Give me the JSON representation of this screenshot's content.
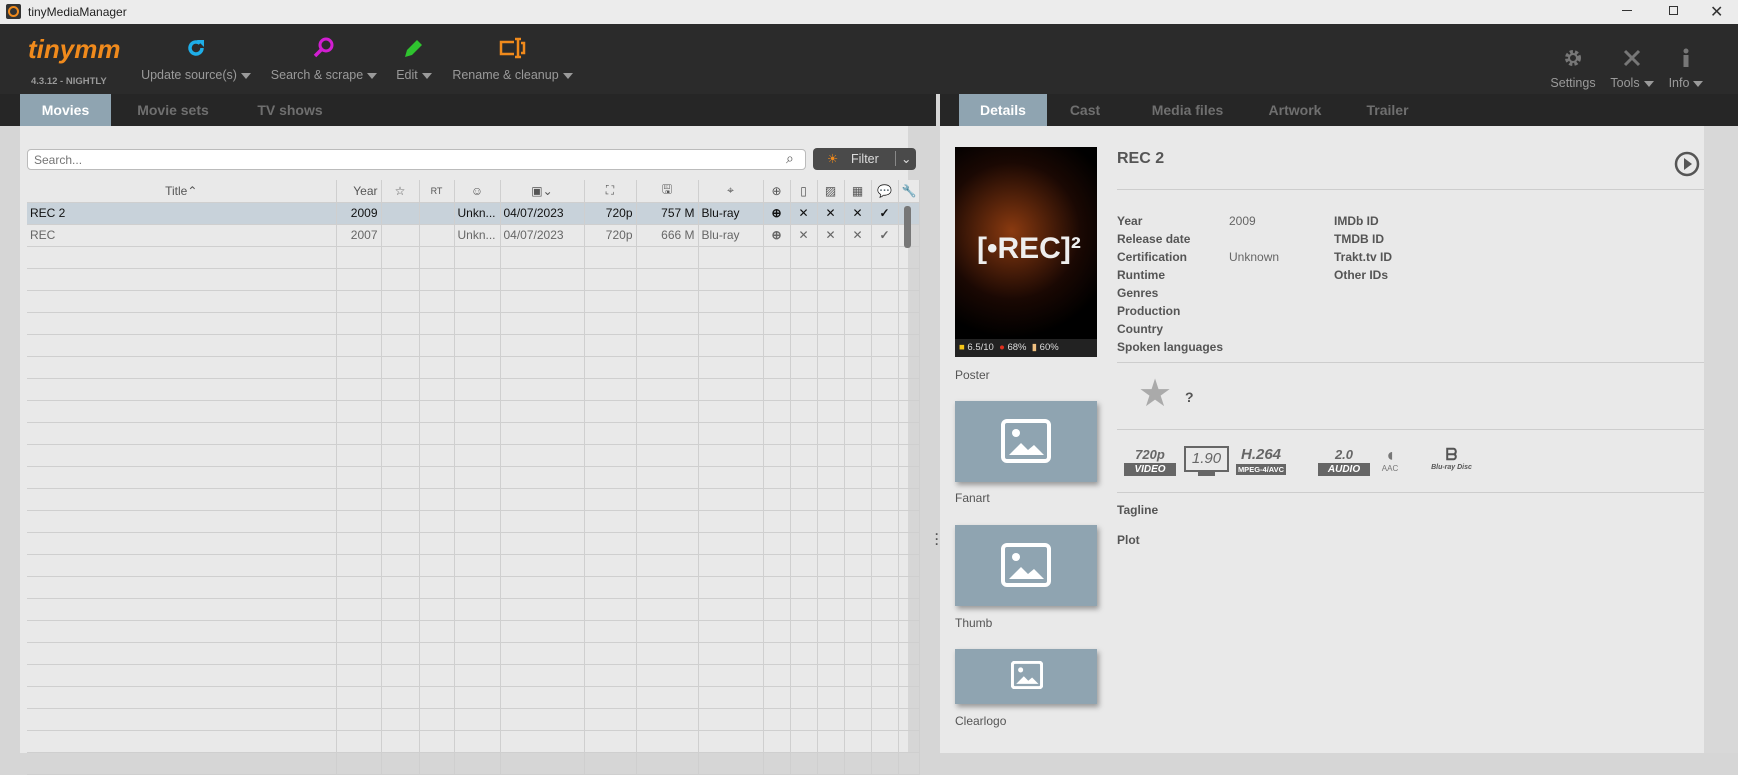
{
  "window": {
    "title": "tinyMediaManager"
  },
  "toolbar": {
    "logo": "tinymm",
    "version": "4.3.12 - NIGHTLY",
    "update": "Update source(s)",
    "search": "Search & scrape",
    "edit": "Edit",
    "rename": "Rename & cleanup",
    "settings": "Settings",
    "tools": "Tools",
    "info": "Info"
  },
  "left_tabs": [
    "Movies",
    "Movie sets",
    "TV shows"
  ],
  "search": {
    "placeholder": "Search..."
  },
  "filter": {
    "label": "Filter"
  },
  "table": {
    "headers": {
      "title": "Title",
      "year": "Year",
      "rt": "RT"
    },
    "rows": [
      {
        "title": "REC 2",
        "year": "2009",
        "cert": "Unkn...",
        "date": "04/07/2023",
        "res": "720p",
        "size": "757 M",
        "source": "Blu-ray",
        "nfo": "✕",
        "art": "✕",
        "trailer": "✕",
        "subs": "✓"
      },
      {
        "title": "REC",
        "year": "2007",
        "cert": "Unkn...",
        "date": "04/07/2023",
        "res": "720p",
        "size": "666 M",
        "source": "Blu-ray",
        "nfo": "✕",
        "art": "✕",
        "trailer": "✕",
        "subs": "✓"
      }
    ]
  },
  "right_tabs": [
    "Details",
    "Cast",
    "Media files",
    "Artwork",
    "Trailer"
  ],
  "details": {
    "title": "REC 2",
    "poster_text": "[•REC]²",
    "ratings": {
      "imdb": "6.5/10",
      "rt": "68%",
      "popcorn": "60%"
    },
    "labels": {
      "year": "Year",
      "release": "Release date",
      "cert": "Certification",
      "runtime": "Runtime",
      "genres": "Genres",
      "production": "Production",
      "country": "Country",
      "languages": "Spoken languages",
      "imdb": "IMDb ID",
      "tmdb": "TMDB ID",
      "trakt": "Trakt.tv ID",
      "other": "Other IDs",
      "tagline": "Tagline",
      "plot": "Plot"
    },
    "values": {
      "year": "2009",
      "cert": "Unknown"
    },
    "user_rating": "?",
    "media": {
      "res": "720p",
      "video": "VIDEO",
      "aspect": "1.90",
      "codec": "H.264",
      "codec_sub": "MPEG-4/AVC",
      "channels": "2.0",
      "audio": "AUDIO",
      "aac": "AAC",
      "disc": "Blu-ray Disc"
    },
    "artwork": [
      "Poster",
      "Fanart",
      "Thumb",
      "Clearlogo"
    ]
  }
}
※
* AIM
What is the number of lines in this material that hold the string "cert"? Answer with that number only.

* WRITTEN RESPONSE
4